**Stated exercise**
Find the line containing "Convert this screenshot", then return it and every line after it through the end of the records, exactly. Leave out pictures.

*** Entries supplied ***

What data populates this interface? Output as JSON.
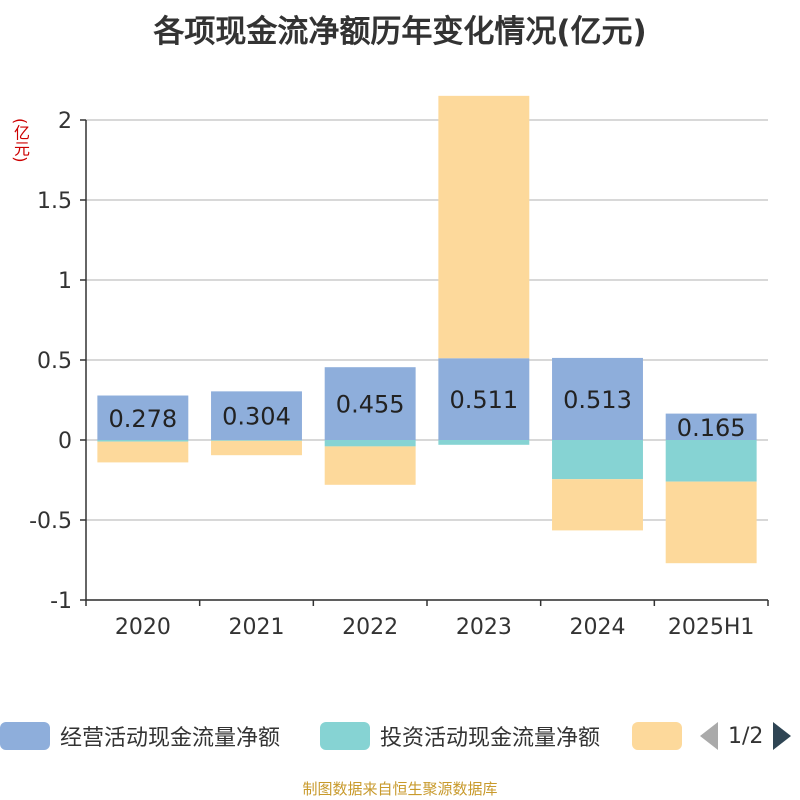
{
  "title": "各项现金流净额历年变化情况(亿元)",
  "source": "制图数据来自恒生聚源数据库",
  "legend": {
    "items": [
      {
        "label": "经营活动现金流量净额",
        "color": "#8eaedb"
      },
      {
        "label": "投资活动现金流量净额",
        "color": "#86d3d3"
      },
      {
        "label": "",
        "color": "#fdd99b"
      }
    ],
    "page": "1/2"
  },
  "chart_data": {
    "type": "bar",
    "stacked": true,
    "unit_label": "(亿元)",
    "categories": [
      "2020",
      "2021",
      "2022",
      "2023",
      "2024",
      "2025H1"
    ],
    "y_ticks": [
      "2",
      "1.5",
      "1",
      "0.5",
      "0",
      "-0.5",
      "-1"
    ],
    "ylim": [
      -1,
      2
    ],
    "grid": true,
    "series": [
      {
        "name": "经营活动现金流量净额",
        "color": "#8eaedb",
        "values": [
          0.278,
          0.304,
          0.455,
          0.511,
          0.513,
          0.165
        ],
        "show_labels": true
      },
      {
        "name": "投资活动现金流量净额",
        "color": "#86d3d3",
        "values": [
          -0.01,
          -0.005,
          -0.04,
          -0.03,
          -0.245,
          -0.26
        ],
        "show_labels": false
      },
      {
        "color": "#fdd99b",
        "values": [
          -0.13,
          -0.09,
          -0.24,
          1.64,
          -0.32,
          -0.51
        ],
        "show_labels": false
      }
    ],
    "data_labels": [
      "0.278",
      "0.304",
      "0.455",
      "0.511",
      "0.513",
      "0.165"
    ]
  }
}
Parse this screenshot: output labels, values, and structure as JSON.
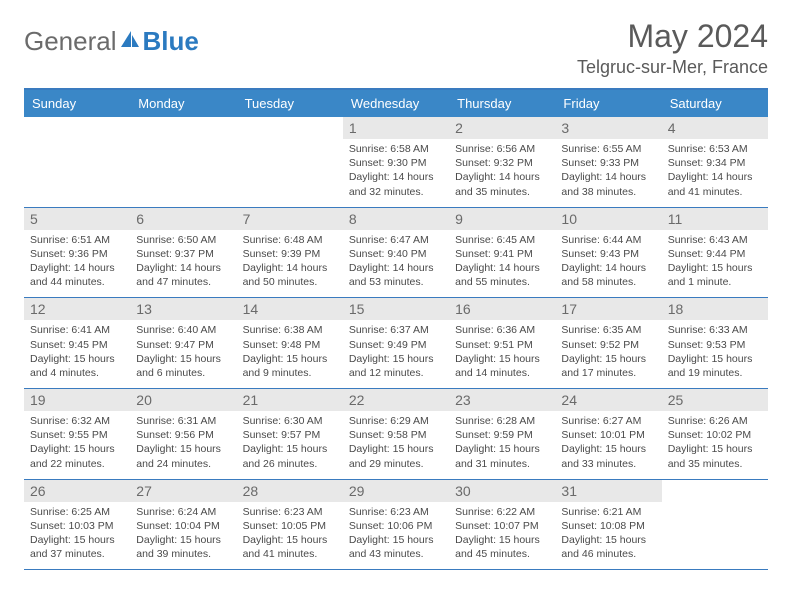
{
  "logo": {
    "text1": "General",
    "text2": "Blue"
  },
  "title": {
    "month": "May 2024",
    "location": "Telgruc-sur-Mer, France"
  },
  "colors": {
    "header_bg": "#3a87c7",
    "header_text": "#ffffff",
    "rule": "#3a7bbf",
    "daynum_bg": "#e8e8e8",
    "text": "#4a4a4a",
    "logo_gray": "#6b6b6b",
    "logo_blue": "#2b7ac0"
  },
  "layout": {
    "cols": 7,
    "rows": 5,
    "cell_min_height": 88,
    "font_info": 10.5,
    "font_daynum": 14
  },
  "day_names": [
    "Sunday",
    "Monday",
    "Tuesday",
    "Wednesday",
    "Thursday",
    "Friday",
    "Saturday"
  ],
  "weeks": [
    [
      {
        "n": "",
        "sr": "",
        "ss": "",
        "dl": ""
      },
      {
        "n": "",
        "sr": "",
        "ss": "",
        "dl": ""
      },
      {
        "n": "",
        "sr": "",
        "ss": "",
        "dl": ""
      },
      {
        "n": "1",
        "sr": "Sunrise: 6:58 AM",
        "ss": "Sunset: 9:30 PM",
        "dl": "Daylight: 14 hours and 32 minutes."
      },
      {
        "n": "2",
        "sr": "Sunrise: 6:56 AM",
        "ss": "Sunset: 9:32 PM",
        "dl": "Daylight: 14 hours and 35 minutes."
      },
      {
        "n": "3",
        "sr": "Sunrise: 6:55 AM",
        "ss": "Sunset: 9:33 PM",
        "dl": "Daylight: 14 hours and 38 minutes."
      },
      {
        "n": "4",
        "sr": "Sunrise: 6:53 AM",
        "ss": "Sunset: 9:34 PM",
        "dl": "Daylight: 14 hours and 41 minutes."
      }
    ],
    [
      {
        "n": "5",
        "sr": "Sunrise: 6:51 AM",
        "ss": "Sunset: 9:36 PM",
        "dl": "Daylight: 14 hours and 44 minutes."
      },
      {
        "n": "6",
        "sr": "Sunrise: 6:50 AM",
        "ss": "Sunset: 9:37 PM",
        "dl": "Daylight: 14 hours and 47 minutes."
      },
      {
        "n": "7",
        "sr": "Sunrise: 6:48 AM",
        "ss": "Sunset: 9:39 PM",
        "dl": "Daylight: 14 hours and 50 minutes."
      },
      {
        "n": "8",
        "sr": "Sunrise: 6:47 AM",
        "ss": "Sunset: 9:40 PM",
        "dl": "Daylight: 14 hours and 53 minutes."
      },
      {
        "n": "9",
        "sr": "Sunrise: 6:45 AM",
        "ss": "Sunset: 9:41 PM",
        "dl": "Daylight: 14 hours and 55 minutes."
      },
      {
        "n": "10",
        "sr": "Sunrise: 6:44 AM",
        "ss": "Sunset: 9:43 PM",
        "dl": "Daylight: 14 hours and 58 minutes."
      },
      {
        "n": "11",
        "sr": "Sunrise: 6:43 AM",
        "ss": "Sunset: 9:44 PM",
        "dl": "Daylight: 15 hours and 1 minute."
      }
    ],
    [
      {
        "n": "12",
        "sr": "Sunrise: 6:41 AM",
        "ss": "Sunset: 9:45 PM",
        "dl": "Daylight: 15 hours and 4 minutes."
      },
      {
        "n": "13",
        "sr": "Sunrise: 6:40 AM",
        "ss": "Sunset: 9:47 PM",
        "dl": "Daylight: 15 hours and 6 minutes."
      },
      {
        "n": "14",
        "sr": "Sunrise: 6:38 AM",
        "ss": "Sunset: 9:48 PM",
        "dl": "Daylight: 15 hours and 9 minutes."
      },
      {
        "n": "15",
        "sr": "Sunrise: 6:37 AM",
        "ss": "Sunset: 9:49 PM",
        "dl": "Daylight: 15 hours and 12 minutes."
      },
      {
        "n": "16",
        "sr": "Sunrise: 6:36 AM",
        "ss": "Sunset: 9:51 PM",
        "dl": "Daylight: 15 hours and 14 minutes."
      },
      {
        "n": "17",
        "sr": "Sunrise: 6:35 AM",
        "ss": "Sunset: 9:52 PM",
        "dl": "Daylight: 15 hours and 17 minutes."
      },
      {
        "n": "18",
        "sr": "Sunrise: 6:33 AM",
        "ss": "Sunset: 9:53 PM",
        "dl": "Daylight: 15 hours and 19 minutes."
      }
    ],
    [
      {
        "n": "19",
        "sr": "Sunrise: 6:32 AM",
        "ss": "Sunset: 9:55 PM",
        "dl": "Daylight: 15 hours and 22 minutes."
      },
      {
        "n": "20",
        "sr": "Sunrise: 6:31 AM",
        "ss": "Sunset: 9:56 PM",
        "dl": "Daylight: 15 hours and 24 minutes."
      },
      {
        "n": "21",
        "sr": "Sunrise: 6:30 AM",
        "ss": "Sunset: 9:57 PM",
        "dl": "Daylight: 15 hours and 26 minutes."
      },
      {
        "n": "22",
        "sr": "Sunrise: 6:29 AM",
        "ss": "Sunset: 9:58 PM",
        "dl": "Daylight: 15 hours and 29 minutes."
      },
      {
        "n": "23",
        "sr": "Sunrise: 6:28 AM",
        "ss": "Sunset: 9:59 PM",
        "dl": "Daylight: 15 hours and 31 minutes."
      },
      {
        "n": "24",
        "sr": "Sunrise: 6:27 AM",
        "ss": "Sunset: 10:01 PM",
        "dl": "Daylight: 15 hours and 33 minutes."
      },
      {
        "n": "25",
        "sr": "Sunrise: 6:26 AM",
        "ss": "Sunset: 10:02 PM",
        "dl": "Daylight: 15 hours and 35 minutes."
      }
    ],
    [
      {
        "n": "26",
        "sr": "Sunrise: 6:25 AM",
        "ss": "Sunset: 10:03 PM",
        "dl": "Daylight: 15 hours and 37 minutes."
      },
      {
        "n": "27",
        "sr": "Sunrise: 6:24 AM",
        "ss": "Sunset: 10:04 PM",
        "dl": "Daylight: 15 hours and 39 minutes."
      },
      {
        "n": "28",
        "sr": "Sunrise: 6:23 AM",
        "ss": "Sunset: 10:05 PM",
        "dl": "Daylight: 15 hours and 41 minutes."
      },
      {
        "n": "29",
        "sr": "Sunrise: 6:23 AM",
        "ss": "Sunset: 10:06 PM",
        "dl": "Daylight: 15 hours and 43 minutes."
      },
      {
        "n": "30",
        "sr": "Sunrise: 6:22 AM",
        "ss": "Sunset: 10:07 PM",
        "dl": "Daylight: 15 hours and 45 minutes."
      },
      {
        "n": "31",
        "sr": "Sunrise: 6:21 AM",
        "ss": "Sunset: 10:08 PM",
        "dl": "Daylight: 15 hours and 46 minutes."
      },
      {
        "n": "",
        "sr": "",
        "ss": "",
        "dl": ""
      }
    ]
  ]
}
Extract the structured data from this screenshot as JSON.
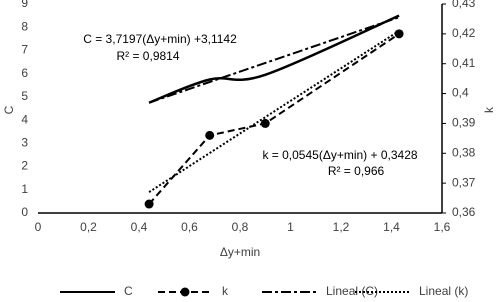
{
  "chart_data": {
    "type": "line",
    "xlabel": "Δy+min",
    "ylabel": "C",
    "y2label": "k",
    "xlim": [
      0,
      1.6
    ],
    "xticks": [
      0,
      {
        "value": 0.2,
        "label": "0,2"
      },
      {
        "value": 0.4,
        "label": "0,4"
      },
      {
        "value": 0.6,
        "label": "0,6"
      },
      {
        "value": 0.8,
        "label": "0,8"
      },
      1,
      {
        "value": 1.2,
        "label": "1,2"
      },
      {
        "value": 1.4,
        "label": "1,4"
      },
      {
        "value": 1.6,
        "label": "1,6"
      }
    ],
    "ylim": [
      0,
      9
    ],
    "yticks": [
      0,
      1,
      2,
      3,
      4,
      5,
      6,
      7,
      8,
      9
    ],
    "y2lim": [
      0.36,
      0.43
    ],
    "y2ticks": [
      {
        "value": 0.36,
        "label": "0,36"
      },
      {
        "value": 0.37,
        "label": "0,37"
      },
      {
        "value": 0.38,
        "label": "0,38"
      },
      {
        "value": 0.39,
        "label": "0,39"
      },
      {
        "value": 0.4,
        "label": "0,4"
      },
      {
        "value": 0.41,
        "label": "0,41"
      },
      {
        "value": 0.42,
        "label": "0,42"
      },
      {
        "value": 0.43,
        "label": "0,43"
      }
    ],
    "series": [
      {
        "name": "C",
        "color": "#000000",
        "style": "solid",
        "smooth": true,
        "x": [
          0.44,
          0.68,
          0.9,
          1.43
        ],
        "values": [
          4.75,
          5.75,
          5.95,
          8.5
        ]
      },
      {
        "name": "k",
        "color": "#000000",
        "style": "dashed",
        "marker": "circle",
        "axis": "y2",
        "x": [
          0.44,
          0.68,
          0.9,
          1.43
        ],
        "values": [
          0.363,
          0.386,
          0.39,
          0.42
        ]
      },
      {
        "name": "Lineal (C)",
        "color": "#000000",
        "style": "dashdot",
        "x": [
          0.44,
          1.43
        ],
        "values": [
          4.75,
          8.43
        ]
      },
      {
        "name": "Lineal (k)",
        "color": "#000000",
        "style": "dotted",
        "axis": "y2",
        "x": [
          0.44,
          1.43
        ],
        "values": [
          0.367,
          0.421
        ]
      }
    ],
    "annotations": [
      "C = 3,7197(Δy+min) +3,1142",
      "R² = 0,9814",
      "k = 0,0545(Δy+min) + 0,3428",
      "R² = 0,966"
    ],
    "legend": "bottom"
  }
}
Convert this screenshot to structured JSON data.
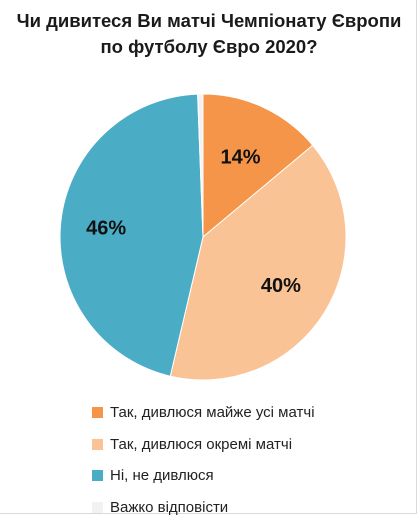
{
  "chart_data": {
    "type": "pie",
    "title_line1": "Чи дивитеся Ви матчі Чемпіонату Європи",
    "title_line2": "по футболу Євро 2020?",
    "slices": [
      {
        "name": "Так, дивлюся майже усі матчі",
        "value": 14,
        "label": "14%",
        "color": "#f5954a"
      },
      {
        "name": "Так, дивлюся окремі матчі",
        "value": 40,
        "label": "40%",
        "color": "#f9c396"
      },
      {
        "name": "Ні, не дивлюся",
        "value": 46,
        "label": "46%",
        "color": "#4bacc6"
      },
      {
        "name": "Важко відповісти",
        "value": 0.6,
        "label": "",
        "color": "#f2f2f2"
      }
    ],
    "legend_position": "bottom"
  }
}
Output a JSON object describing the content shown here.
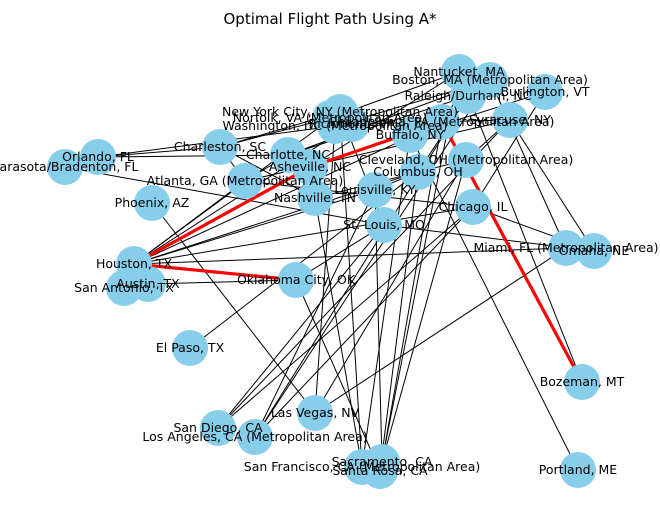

***

**Finished task**
Convert this screenshot to structured JSON data.
{
  "chart_data": {
    "type": "pie",
    "title_line1": "Чи дивитеся Ви матчі Чемпіонату Європи",
    "title_line2": "по футболу Євро 2020?",
    "slices": [
      {
        "name": "Так, дивлюся майже усі матчі",
        "value": 14,
        "label": "14%",
        "color": "#f5954a"
      },
      {
        "name": "Так, дивлюся окремі матчі",
        "value": 40,
        "label": "40%",
        "color": "#f9c396"
      },
      {
        "name": "Ні, не дивлюся",
        "value": 46,
        "label": "46%",
        "color": "#4bacc6"
      },
      {
        "name": "Важко відповісти",
        "value": 0.6,
        "label": "",
        "color": "#f2f2f2"
      }
    ],
    "legend_position": "bottom"
  }
}
Output a JSON object describing the content shown here.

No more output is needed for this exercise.